### Task brief
State how many lines in the listing below include the word "name", and add nothing besides the number.

[start of Dataset entries]

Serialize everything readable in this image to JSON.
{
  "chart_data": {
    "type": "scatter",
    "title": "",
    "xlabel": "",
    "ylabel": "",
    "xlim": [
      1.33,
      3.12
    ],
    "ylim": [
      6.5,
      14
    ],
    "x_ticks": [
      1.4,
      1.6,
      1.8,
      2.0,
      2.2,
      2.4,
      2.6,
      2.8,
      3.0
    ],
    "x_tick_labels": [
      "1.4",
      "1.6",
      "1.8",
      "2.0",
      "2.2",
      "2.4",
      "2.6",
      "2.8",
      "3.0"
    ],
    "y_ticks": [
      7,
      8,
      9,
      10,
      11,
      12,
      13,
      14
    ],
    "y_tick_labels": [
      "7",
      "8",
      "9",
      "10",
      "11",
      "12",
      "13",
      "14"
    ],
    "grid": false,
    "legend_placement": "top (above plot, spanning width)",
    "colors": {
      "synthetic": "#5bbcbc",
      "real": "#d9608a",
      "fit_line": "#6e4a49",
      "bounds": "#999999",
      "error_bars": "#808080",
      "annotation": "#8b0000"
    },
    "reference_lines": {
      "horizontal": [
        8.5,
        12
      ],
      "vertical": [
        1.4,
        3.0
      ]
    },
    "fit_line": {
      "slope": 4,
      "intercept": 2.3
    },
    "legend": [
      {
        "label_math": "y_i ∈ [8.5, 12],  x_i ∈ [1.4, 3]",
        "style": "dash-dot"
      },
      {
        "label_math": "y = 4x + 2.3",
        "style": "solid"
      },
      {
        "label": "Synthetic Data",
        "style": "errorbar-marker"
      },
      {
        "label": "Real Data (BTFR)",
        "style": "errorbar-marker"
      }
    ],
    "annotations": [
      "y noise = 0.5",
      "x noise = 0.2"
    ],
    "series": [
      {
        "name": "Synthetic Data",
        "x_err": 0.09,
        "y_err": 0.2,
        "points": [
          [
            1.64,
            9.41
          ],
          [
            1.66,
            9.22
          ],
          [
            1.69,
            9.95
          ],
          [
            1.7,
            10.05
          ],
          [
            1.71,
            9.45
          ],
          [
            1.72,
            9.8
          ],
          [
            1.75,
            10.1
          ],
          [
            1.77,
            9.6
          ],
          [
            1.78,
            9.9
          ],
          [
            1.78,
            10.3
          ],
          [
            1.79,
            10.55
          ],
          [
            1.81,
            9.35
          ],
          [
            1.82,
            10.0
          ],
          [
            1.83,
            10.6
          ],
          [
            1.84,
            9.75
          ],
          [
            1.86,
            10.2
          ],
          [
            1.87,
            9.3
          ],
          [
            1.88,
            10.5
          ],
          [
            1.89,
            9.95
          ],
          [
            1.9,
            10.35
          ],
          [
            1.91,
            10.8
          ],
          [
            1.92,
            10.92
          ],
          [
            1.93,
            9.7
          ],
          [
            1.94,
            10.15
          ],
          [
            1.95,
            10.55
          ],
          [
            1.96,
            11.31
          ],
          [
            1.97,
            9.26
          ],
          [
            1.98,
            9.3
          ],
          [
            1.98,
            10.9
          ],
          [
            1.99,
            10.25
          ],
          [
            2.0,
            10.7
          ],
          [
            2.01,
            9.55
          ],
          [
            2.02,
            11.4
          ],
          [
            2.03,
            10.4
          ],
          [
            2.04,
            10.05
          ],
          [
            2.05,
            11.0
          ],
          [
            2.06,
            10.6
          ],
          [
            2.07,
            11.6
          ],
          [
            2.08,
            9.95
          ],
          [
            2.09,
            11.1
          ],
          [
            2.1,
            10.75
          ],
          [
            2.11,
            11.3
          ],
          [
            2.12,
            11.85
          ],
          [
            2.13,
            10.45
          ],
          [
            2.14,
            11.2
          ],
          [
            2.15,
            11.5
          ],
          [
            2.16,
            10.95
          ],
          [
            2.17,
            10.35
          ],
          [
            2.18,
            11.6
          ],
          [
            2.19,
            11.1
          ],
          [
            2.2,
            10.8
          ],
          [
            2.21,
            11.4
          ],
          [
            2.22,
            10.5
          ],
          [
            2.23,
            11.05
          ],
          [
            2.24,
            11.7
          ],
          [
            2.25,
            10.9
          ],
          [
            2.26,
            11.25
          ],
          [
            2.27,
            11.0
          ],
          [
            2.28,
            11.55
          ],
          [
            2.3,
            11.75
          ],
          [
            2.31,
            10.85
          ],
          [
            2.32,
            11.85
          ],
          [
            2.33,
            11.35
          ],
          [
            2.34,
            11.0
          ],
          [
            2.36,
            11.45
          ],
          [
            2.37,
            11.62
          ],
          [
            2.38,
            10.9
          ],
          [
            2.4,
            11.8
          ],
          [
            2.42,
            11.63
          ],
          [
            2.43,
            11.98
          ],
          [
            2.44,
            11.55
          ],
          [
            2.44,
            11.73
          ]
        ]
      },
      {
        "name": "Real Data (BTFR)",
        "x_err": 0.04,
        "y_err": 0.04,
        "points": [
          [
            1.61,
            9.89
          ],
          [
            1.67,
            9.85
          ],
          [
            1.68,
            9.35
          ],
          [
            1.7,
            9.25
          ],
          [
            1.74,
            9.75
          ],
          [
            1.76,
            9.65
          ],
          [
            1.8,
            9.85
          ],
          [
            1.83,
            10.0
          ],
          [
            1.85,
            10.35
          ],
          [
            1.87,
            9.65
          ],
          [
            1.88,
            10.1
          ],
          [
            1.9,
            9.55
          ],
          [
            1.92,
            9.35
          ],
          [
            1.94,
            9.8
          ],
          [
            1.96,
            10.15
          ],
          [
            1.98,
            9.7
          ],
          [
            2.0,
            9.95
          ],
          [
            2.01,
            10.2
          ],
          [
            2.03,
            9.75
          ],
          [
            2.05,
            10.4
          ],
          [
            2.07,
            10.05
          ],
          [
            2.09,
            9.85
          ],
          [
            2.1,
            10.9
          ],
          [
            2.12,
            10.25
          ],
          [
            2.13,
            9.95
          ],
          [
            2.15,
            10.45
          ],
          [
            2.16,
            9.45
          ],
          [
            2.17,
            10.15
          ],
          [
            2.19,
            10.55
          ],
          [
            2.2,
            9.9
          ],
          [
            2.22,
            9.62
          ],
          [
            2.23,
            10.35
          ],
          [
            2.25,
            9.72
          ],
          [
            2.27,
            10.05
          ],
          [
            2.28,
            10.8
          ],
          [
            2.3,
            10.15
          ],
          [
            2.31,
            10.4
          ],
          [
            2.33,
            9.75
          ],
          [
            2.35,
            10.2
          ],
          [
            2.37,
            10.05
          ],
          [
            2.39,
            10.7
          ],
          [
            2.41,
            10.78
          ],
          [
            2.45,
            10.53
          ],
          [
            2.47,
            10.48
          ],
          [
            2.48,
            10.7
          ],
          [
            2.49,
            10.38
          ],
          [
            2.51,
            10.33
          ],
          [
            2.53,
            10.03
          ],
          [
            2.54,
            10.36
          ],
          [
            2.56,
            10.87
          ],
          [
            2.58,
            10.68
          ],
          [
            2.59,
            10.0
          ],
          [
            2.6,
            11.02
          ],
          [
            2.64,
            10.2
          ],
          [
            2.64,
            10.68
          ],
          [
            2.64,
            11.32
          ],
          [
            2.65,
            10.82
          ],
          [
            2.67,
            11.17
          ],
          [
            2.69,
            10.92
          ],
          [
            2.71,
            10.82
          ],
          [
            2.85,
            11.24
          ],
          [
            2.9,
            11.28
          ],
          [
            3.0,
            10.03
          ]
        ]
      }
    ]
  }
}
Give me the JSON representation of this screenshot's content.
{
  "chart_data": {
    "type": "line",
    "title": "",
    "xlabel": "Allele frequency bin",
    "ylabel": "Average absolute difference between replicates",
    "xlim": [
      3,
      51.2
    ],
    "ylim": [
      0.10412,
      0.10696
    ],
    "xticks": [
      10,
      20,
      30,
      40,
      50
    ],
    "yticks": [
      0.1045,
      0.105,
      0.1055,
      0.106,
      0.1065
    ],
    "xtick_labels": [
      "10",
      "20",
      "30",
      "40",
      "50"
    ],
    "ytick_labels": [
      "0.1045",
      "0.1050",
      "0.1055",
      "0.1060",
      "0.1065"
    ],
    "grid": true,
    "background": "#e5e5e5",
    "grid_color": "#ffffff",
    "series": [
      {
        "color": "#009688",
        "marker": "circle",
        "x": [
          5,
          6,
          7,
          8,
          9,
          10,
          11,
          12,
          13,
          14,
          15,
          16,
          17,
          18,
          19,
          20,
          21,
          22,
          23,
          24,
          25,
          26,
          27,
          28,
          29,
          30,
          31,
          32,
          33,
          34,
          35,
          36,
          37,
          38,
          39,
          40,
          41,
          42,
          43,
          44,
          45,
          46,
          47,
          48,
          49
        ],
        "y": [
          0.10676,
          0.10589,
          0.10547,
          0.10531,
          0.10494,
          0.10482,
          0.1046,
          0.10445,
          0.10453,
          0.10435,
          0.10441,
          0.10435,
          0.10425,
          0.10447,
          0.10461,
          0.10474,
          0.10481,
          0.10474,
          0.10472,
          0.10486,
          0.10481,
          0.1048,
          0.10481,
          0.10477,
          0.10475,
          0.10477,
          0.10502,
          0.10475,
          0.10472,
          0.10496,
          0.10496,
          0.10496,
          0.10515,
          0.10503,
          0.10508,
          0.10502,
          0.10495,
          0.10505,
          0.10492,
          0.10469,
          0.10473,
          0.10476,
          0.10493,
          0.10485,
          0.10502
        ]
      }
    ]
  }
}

[end of Dataset entries]

### Solution to the exercise
2